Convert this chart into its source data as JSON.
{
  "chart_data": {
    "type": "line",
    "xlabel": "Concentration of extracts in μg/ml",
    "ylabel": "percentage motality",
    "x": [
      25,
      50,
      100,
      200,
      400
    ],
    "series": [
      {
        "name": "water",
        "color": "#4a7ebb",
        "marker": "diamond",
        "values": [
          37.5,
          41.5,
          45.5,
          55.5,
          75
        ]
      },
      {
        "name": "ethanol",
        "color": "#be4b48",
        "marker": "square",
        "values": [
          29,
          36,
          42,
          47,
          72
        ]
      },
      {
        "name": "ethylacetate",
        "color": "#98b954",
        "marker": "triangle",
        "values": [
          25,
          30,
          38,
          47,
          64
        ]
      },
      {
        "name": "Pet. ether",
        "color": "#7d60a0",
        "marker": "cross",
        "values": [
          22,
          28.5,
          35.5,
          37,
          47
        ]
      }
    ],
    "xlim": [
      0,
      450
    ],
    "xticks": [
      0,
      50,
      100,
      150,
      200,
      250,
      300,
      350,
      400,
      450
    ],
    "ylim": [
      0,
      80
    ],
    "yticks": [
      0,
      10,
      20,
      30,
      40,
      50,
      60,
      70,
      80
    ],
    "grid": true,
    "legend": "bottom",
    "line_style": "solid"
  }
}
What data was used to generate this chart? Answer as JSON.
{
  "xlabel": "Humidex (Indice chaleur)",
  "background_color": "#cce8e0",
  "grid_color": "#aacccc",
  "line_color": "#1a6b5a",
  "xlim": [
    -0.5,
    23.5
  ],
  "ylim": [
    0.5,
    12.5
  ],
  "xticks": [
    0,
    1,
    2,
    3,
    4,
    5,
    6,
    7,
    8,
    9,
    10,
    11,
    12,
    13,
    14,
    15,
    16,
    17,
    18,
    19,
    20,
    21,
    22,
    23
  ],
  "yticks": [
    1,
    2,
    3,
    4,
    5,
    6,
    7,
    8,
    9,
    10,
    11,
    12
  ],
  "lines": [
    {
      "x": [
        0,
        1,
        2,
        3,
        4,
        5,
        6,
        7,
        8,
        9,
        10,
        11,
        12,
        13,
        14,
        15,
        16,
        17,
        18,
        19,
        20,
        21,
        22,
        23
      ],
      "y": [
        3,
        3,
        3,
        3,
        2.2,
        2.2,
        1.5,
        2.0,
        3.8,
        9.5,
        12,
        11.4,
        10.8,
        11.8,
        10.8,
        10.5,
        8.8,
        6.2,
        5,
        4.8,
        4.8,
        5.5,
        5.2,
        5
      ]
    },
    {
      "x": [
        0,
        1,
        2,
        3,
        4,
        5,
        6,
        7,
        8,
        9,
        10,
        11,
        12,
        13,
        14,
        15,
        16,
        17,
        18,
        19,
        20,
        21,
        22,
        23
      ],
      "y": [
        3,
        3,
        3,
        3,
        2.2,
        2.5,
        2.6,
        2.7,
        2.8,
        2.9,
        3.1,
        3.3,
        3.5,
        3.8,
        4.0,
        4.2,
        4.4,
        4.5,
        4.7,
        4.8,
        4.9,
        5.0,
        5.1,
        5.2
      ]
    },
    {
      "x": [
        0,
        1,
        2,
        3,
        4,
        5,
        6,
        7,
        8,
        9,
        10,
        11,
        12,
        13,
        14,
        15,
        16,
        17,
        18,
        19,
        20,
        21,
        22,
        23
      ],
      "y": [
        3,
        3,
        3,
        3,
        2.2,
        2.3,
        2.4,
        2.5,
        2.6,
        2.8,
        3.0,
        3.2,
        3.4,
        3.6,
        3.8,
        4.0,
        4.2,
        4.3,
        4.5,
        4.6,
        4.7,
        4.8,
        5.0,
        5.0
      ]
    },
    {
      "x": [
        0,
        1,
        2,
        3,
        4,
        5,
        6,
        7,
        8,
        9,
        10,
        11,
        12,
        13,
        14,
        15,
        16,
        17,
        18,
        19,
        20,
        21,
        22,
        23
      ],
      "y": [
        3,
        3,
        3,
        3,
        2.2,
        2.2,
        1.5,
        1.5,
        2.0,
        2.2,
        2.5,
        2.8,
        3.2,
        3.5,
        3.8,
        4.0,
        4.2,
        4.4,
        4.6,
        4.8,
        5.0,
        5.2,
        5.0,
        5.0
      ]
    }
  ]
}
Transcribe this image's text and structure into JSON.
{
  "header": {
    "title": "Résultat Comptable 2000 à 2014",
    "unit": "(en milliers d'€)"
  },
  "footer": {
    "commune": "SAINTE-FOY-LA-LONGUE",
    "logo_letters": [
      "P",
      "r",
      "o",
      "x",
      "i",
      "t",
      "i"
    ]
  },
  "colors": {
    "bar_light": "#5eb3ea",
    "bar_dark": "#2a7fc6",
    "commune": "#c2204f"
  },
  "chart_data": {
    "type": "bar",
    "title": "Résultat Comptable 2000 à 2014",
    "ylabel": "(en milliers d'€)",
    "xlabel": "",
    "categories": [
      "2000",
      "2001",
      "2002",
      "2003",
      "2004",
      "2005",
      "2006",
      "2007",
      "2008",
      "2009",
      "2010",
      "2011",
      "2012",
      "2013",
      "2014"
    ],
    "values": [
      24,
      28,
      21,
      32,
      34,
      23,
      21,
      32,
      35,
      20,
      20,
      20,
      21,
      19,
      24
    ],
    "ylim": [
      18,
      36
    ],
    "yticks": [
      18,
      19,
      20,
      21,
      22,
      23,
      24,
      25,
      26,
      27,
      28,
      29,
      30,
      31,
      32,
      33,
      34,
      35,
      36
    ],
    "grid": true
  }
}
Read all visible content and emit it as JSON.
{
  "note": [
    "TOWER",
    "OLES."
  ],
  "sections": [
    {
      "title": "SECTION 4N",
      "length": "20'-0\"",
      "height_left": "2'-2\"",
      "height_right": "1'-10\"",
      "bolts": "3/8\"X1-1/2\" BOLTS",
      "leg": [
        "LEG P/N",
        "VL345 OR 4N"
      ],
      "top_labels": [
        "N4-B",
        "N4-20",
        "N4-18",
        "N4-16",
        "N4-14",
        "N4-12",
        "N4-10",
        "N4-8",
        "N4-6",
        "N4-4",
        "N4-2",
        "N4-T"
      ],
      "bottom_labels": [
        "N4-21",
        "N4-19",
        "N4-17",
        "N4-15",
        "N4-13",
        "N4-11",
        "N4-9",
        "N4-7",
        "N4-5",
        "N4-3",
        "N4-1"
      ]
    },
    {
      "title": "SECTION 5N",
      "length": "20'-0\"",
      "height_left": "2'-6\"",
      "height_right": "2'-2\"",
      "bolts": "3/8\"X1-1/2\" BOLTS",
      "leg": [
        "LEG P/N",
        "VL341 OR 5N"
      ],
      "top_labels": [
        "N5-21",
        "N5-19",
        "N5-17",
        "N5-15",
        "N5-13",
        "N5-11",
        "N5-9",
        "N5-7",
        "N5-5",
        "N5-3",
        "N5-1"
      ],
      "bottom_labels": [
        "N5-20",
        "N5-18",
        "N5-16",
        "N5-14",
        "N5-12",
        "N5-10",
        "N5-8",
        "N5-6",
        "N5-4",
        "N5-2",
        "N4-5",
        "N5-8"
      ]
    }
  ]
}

○ ○ ○ ○

Copy every record exactly as presented.

* Exercise output:
Convert this chart into its source data as JSON.
{
  "chart_data": {
    "type": "line",
    "xlabel": "Concentration of extracts in μg/ml",
    "ylabel": "percentage motality",
    "x": [
      25,
      50,
      100,
      200,
      400
    ],
    "series": [
      {
        "name": "water",
        "color": "#4a7ebb",
        "marker": "diamond",
        "values": [
          37.5,
          41.5,
          45.5,
          55.5,
          75
        ]
      },
      {
        "name": "ethanol",
        "color": "#be4b48",
        "marker": "square",
        "values": [
          29,
          36,
          42,
          47,
          72
        ]
      },
      {
        "name": "ethylacetate",
        "color": "#98b954",
        "marker": "triangle",
        "values": [
          25,
          30,
          38,
          47,
          64
        ]
      },
      {
        "name": "Pet. ether",
        "color": "#7d60a0",
        "marker": "cross",
        "values": [
          22,
          28.5,
          35.5,
          37,
          47
        ]
      }
    ],
    "xlim": [
      0,
      450
    ],
    "xticks": [
      0,
      50,
      100,
      150,
      200,
      250,
      300,
      350,
      400,
      450
    ],
    "ylim": [
      0,
      80
    ],
    "yticks": [
      0,
      10,
      20,
      30,
      40,
      50,
      60,
      70,
      80
    ],
    "grid": true,
    "legend": "bottom",
    "line_style": "solid"
  }
}
What data was used to generate this chart? Answer as JSON.
{
  "xlabel": "Humidex (Indice chaleur)",
  "background_color": "#cce8e0",
  "grid_color": "#aacccc",
  "line_color": "#1a6b5a",
  "xlim": [
    -0.5,
    23.5
  ],
  "ylim": [
    0.5,
    12.5
  ],
  "xticks": [
    0,
    1,
    2,
    3,
    4,
    5,
    6,
    7,
    8,
    9,
    10,
    11,
    12,
    13,
    14,
    15,
    16,
    17,
    18,
    19,
    20,
    21,
    22,
    23
  ],
  "yticks": [
    1,
    2,
    3,
    4,
    5,
    6,
    7,
    8,
    9,
    10,
    11,
    12
  ],
  "lines": [
    {
      "x": [
        0,
        1,
        2,
        3,
        4,
        5,
        6,
        7,
        8,
        9,
        10,
        11,
        12,
        13,
        14,
        15,
        16,
        17,
        18,
        19,
        20,
        21,
        22,
        23
      ],
      "y": [
        3,
        3,
        3,
        3,
        2.2,
        2.2,
        1.5,
        2.0,
        3.8,
        9.5,
        12,
        11.4,
        10.8,
        11.8,
        10.8,
        10.5,
        8.8,
        6.2,
        5,
        4.8,
        4.8,
        5.5,
        5.2,
        5
      ]
    },
    {
      "x": [
        0,
        1,
        2,
        3,
        4,
        5,
        6,
        7,
        8,
        9,
        10,
        11,
        12,
        13,
        14,
        15,
        16,
        17,
        18,
        19,
        20,
        21,
        22,
        23
      ],
      "y": [
        3,
        3,
        3,
        3,
        2.2,
        2.5,
        2.6,
        2.7,
        2.8,
        2.9,
        3.1,
        3.3,
        3.5,
        3.8,
        4.0,
        4.2,
        4.4,
        4.5,
        4.7,
        4.8,
        4.9,
        5.0,
        5.1,
        5.2
      ]
    },
    {
      "x": [
        0,
        1,
        2,
        3,
        4,
        5,
        6,
        7,
        8,
        9,
        10,
        11,
        12,
        13,
        14,
        15,
        16,
        17,
        18,
        19,
        20,
        21,
        22,
        23
      ],
      "y": [
        3,
        3,
        3,
        3,
        2.2,
        2.3,
        2.4,
        2.5,
        2.6,
        2.8,
        3.0,
        3.2,
        3.4,
        3.6,
        3.8,
        4.0,
        4.2,
        4.3,
        4.5,
        4.6,
        4.7,
        4.8,
        5.0,
        5.0
      ]
    },
    {
      "x": [
        0,
        1,
        2,
        3,
        4,
        5,
        6,
        7,
        8,
        9,
        10,
        11,
        12,
        13,
        14,
        15,
        16,
        17,
        18,
        19,
        20,
        21,
        22,
        23
      ],
      "y": [
        3,
        3,
        3,
        3,
        2.2,
        2.2,
        1.5,
        1.5,
        2.0,
        2.2,
        2.5,
        2.8,
        3.2,
        3.5,
        3.8,
        4.0,
        4.2,
        4.4,
        4.6,
        4.8,
        5.0,
        5.2,
        5.0,
        5.0
      ]
    }
  ]
}
Transcribe this image's text and structure into JSON.
{
  "header": {
    "title": "Résultat Comptable 2000 à 2014",
    "unit": "(en milliers d'€)"
  },
  "footer": {
    "commune": "SAINTE-FOY-LA-LONGUE",
    "logo_letters": [
      "P",
      "r",
      "o",
      "x",
      "i",
      "t",
      "i"
    ]
  },
  "colors": {
    "bar_light": "#5eb3ea",
    "bar_dark": "#2a7fc6",
    "commune": "#c2204f"
  },
  "chart_data": {
    "type": "bar",
    "title": "Résultat Comptable 2000 à 2014",
    "ylabel": "(en milliers d'€)",
    "xlabel": "",
    "categories": [
      "2000",
      "2001",
      "2002",
      "2003",
      "2004",
      "2005",
      "2006",
      "2007",
      "2008",
      "2009",
      "2010",
      "2011",
      "2012",
      "2013",
      "2014"
    ],
    "values": [
      24,
      28,
      21,
      32,
      34,
      23,
      21,
      32,
      35,
      20,
      20,
      20,
      21,
      19,
      24
    ],
    "ylim": [
      18,
      36
    ],
    "yticks": [
      18,
      19,
      20,
      21,
      22,
      23,
      24,
      25,
      26,
      27,
      28,
      29,
      30,
      31,
      32,
      33,
      34,
      35,
      36
    ],
    "grid": true
  }
}
Read all visible content and emit it as JSON.
{
  "note": [
    "TOWER",
    "OLES."
  ],
  "sections": [
    {
      "title": "SECTION 4N",
      "length": "20'-0\"",
      "height_left": "2'-2\"",
      "height_right": "1'-10\"",
      "bolts": "3/8\"X1-1/2\" BOLTS",
      "leg": [
        "LEG P/N",
        "VL345 OR 4N"
      ],
      "top_labels": [
        "N4-B",
        "N4-20",
        "N4-18",
        "N4-16",
        "N4-14",
        "N4-12",
        "N4-10",
        "N4-8",
        "N4-6",
        "N4-4",
        "N4-2",
        "N4-T"
      ],
      "bottom_labels": [
        "N4-21",
        "N4-19",
        "N4-17",
        "N4-15",
        "N4-13",
        "N4-11",
        "N4-9",
        "N4-7",
        "N4-5",
        "N4-3",
        "N4-1"
      ]
    },
    {
      "title": "SECTION 5N",
      "length": "20'-0\"",
      "height_left": "2'-6\"",
      "height_right": "2'-2\"",
      "bolts": "3/8\"X1-1/2\" BOLTS",
      "leg": [
        "LEG P/N",
        "VL341 OR 5N"
      ],
      "top_labels": [
        "N5-21",
        "N5-19",
        "N5-17",
        "N5-15",
        "N5-13",
        "N5-11",
        "N5-9",
        "N5-7",
        "N5-5",
        "N5-3",
        "N5-1"
      ],
      "bottom_labels": [
        "N5-20",
        "N5-18",
        "N5-16",
        "N5-14",
        "N5-12",
        "N5-10",
        "N5-8",
        "N5-6",
        "N5-4",
        "N5-2",
        "N4-5",
        "N5-8"
      ]
    }
  ]
}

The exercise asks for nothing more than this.